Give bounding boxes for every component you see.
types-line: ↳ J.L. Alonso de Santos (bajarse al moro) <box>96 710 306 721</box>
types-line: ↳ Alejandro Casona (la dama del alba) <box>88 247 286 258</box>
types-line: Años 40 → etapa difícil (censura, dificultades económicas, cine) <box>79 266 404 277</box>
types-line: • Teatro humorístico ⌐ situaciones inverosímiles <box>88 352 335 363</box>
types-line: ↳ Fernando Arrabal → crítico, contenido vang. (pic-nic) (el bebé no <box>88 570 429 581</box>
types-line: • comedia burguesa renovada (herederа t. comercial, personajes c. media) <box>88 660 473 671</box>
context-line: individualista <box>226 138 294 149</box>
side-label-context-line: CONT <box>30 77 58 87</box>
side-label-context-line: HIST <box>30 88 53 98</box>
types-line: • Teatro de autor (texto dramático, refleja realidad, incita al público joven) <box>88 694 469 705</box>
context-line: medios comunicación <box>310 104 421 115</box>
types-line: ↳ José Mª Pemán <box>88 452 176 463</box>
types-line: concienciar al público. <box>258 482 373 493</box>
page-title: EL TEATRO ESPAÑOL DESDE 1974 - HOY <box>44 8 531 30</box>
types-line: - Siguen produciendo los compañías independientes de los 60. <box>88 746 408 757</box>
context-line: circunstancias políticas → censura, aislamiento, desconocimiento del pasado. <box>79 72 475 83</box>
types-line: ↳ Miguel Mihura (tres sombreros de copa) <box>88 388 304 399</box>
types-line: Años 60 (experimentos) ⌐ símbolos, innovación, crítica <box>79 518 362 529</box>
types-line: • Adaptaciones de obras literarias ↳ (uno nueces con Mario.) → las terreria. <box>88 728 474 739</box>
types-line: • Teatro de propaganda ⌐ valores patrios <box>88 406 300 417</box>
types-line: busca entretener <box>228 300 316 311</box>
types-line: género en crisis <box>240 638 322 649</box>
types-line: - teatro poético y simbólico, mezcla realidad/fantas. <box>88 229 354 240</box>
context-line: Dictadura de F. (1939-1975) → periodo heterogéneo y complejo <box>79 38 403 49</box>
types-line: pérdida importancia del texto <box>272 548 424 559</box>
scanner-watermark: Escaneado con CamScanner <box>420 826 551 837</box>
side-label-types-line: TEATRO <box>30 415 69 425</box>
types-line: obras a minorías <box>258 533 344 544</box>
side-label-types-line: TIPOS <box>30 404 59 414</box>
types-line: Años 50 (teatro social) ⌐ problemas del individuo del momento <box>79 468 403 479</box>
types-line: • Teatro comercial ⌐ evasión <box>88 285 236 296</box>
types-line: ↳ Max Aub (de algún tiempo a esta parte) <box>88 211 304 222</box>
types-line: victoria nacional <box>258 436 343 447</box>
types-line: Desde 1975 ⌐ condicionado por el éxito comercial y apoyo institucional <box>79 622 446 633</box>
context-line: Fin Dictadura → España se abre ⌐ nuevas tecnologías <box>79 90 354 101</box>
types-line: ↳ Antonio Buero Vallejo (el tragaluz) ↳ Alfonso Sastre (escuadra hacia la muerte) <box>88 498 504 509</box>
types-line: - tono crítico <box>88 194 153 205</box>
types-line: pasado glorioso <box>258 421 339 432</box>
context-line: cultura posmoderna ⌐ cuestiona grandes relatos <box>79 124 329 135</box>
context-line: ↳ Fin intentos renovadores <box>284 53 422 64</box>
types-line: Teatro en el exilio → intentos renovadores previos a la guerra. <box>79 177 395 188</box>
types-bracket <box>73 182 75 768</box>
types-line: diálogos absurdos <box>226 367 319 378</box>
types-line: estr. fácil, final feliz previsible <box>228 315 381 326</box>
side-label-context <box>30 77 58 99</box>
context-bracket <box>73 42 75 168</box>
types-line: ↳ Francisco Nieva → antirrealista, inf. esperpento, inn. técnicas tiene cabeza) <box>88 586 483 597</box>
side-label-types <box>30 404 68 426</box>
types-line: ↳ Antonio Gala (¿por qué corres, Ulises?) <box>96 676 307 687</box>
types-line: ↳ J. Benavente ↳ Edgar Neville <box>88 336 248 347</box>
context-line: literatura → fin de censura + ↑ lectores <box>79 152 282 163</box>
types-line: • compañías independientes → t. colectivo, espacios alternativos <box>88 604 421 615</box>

§ **Task objective**
Express each line of the material above as a JSON list of strings, one string per line, with blank lines omitted.

§ **Expected answer**
[
  "Give bounding boxes for every component you see.",
  "types-line: ↳ J.L. Alonso de Santos (bajarse al moro) <box>96 710 306 721</box>",
  "types-line: ↳ Alejandro Casona (la dama del alba) <box>88 247 286 258</box>",
  "types-line: Años 40 → etapa difícil (censura, dificultades económicas, cine) <box>79 266 404 277</box>",
  "types-line: • Teatro humorístico ⌐ situaciones inverosímiles <box>88 352 335 363</box>",
  "types-line: ↳ Fernando Arrabal → crítico, contenido vang. (pic-nic) (el bebé no <box>88 570 429 581</box>",
  "types-line: • comedia burguesa renovada (herederа t. comercial, personajes c. media) <box>88 660 473 671</box>",
  "context-line: individualista <box>226 138 294 149</box>",
  "side-label-context-line: CONT <box>30 77 58 87</box>",
  "side-label-context-line: HIST <box>30 88 53 98</box>",
  "types-line: • Teatro de autor (texto dramático, refleja realidad, incita al público joven) <box>88 694 469 705</box>",
  "context-line: medios comunicación <box>310 104 421 115</box>",
  "types-line: ↳ José Mª Pemán <box>88 452 176 463</box>",
  "types-line: concienciar al público. <box>258 482 373 493</box>",
  "page-title: EL TEATRO ESPAÑOL DESDE 1974 - HOY <box>44 8 531 30</box>",
  "types-line: - Siguen produciendo los compañías independientes de los 60. <box>88 746 408 757</box>",
  "context-line: circunstancias políticas → censura, aislamiento, desconocimiento del pasado. <box>79 72 475 83</box>",
  "types-line: ↳ Miguel Mihura (tres sombreros de copa) <box>88 388 304 399</box>",
  "types-line: Años 60 (experimentos) ⌐ símbolos, innovación, crítica <box>79 518 362 529</box>",
  "types-line: • Adaptaciones de obras literarias ↳ (uno nueces con Mario.) → las terreria. <box>88 728 474 739</box>",
  "types-line: • Teatro de propaganda ⌐ valores patrios <box>88 406 300 417</box>",
  "types-line: busca entretener <box>228 300 316 311</box>",
  "types-line: género en crisis <box>240 638 322 649</box>",
  "types-line: - teatro poético y simbólico, mezcla realidad/fantas. <box>88 229 354 240</box>",
  "context-line: Dictadura de F. (1939-1975) → periodo heterogéneo y complejo <box>79 38 403 49</box>",
  "types-line: pérdida importancia del texto <box>272 548 424 559</box>",
  "scanner-watermark: Escaneado con CamScanner <box>420 826 551 837</box>",
  "side-label-types-line: TEATRO <box>30 415 69 425</box>",
  "types-line: obras a minorías <box>258 533 344 544</box>",
  "side-label-types-line: TIPOS <box>30 404 59 414</box>",
  "types-line: Años 50 (teatro social) ⌐ problemas del individuo del momento <box>79 468 403 479</box>",
  "types-line: • Teatro comercial ⌐ evasión <box>88 285 236 296</box>",
  "types-line: ↳ Max Aub (de algún tiempo a esta parte) <box>88 211 304 222</box>",
  "types-line: victoria nacional <box>258 436 343 447</box>",
  "types-line: Desde 1975 ⌐ condicionado por el éxito comercial y apoyo institucional <box>79 622 446 633</box>",
  "context-line: Fin Dictadura → España se abre ⌐ nuevas tecnologías <box>79 90 354 101</box>",
  "types-line: ↳ Antonio Buero Vallejo (el tragaluz) ↳ Alfonso Sastre (escuadra hacia la muerte) <box>88 498 504 509</box>",
  "types-line: - tono crítico <box>88 194 153 205</box>",
  "types-line: pasado glorioso <box>258 421 339 432</box>",
  "context-line: cultura posmoderna ⌐ cuestiona grandes relatos <box>79 124 329 135</box>",
  "context-line: ↳ Fin intentos renovadores <box>284 53 422 64</box>",
  "types-line: Teatro en el exilio → intentos renovadores previos a la guerra. <box>79 177 395 188</box>",
  "types-bracket <box>73 182 75 768</box>",
  "types-line: diálogos absurdos <box>226 367 319 378</box>",
  "types-line: estr. fácil, final feliz previsible <box>228 315 381 326</box>",
  "side-label-context <box>30 77 58 99</box>",
  "context-bracket <box>73 42 75 168</box>",
  "types-line: ↳ Francisco Nieva → antirrealista, inf. esperpento, inn. técnicas tiene cabeza) <box>88 586 483 597</box>",
  "side-label-types <box>30 404 68 426</box>",
  "types-line: ↳ Antonio Gala (¿por qué corres, Ulises?) <box>96 676 307 687</box>",
  "types-line: ↳ J. Benavente ↳ Edgar Neville <box>88 336 248 347</box>",
  "context-line: literatura → fin de censura + ↑ lectores <box>79 152 282 163</box>",
  "types-line: • compañías independientes → t. colectivo, espacios alternativos <box>88 604 421 615</box>"
]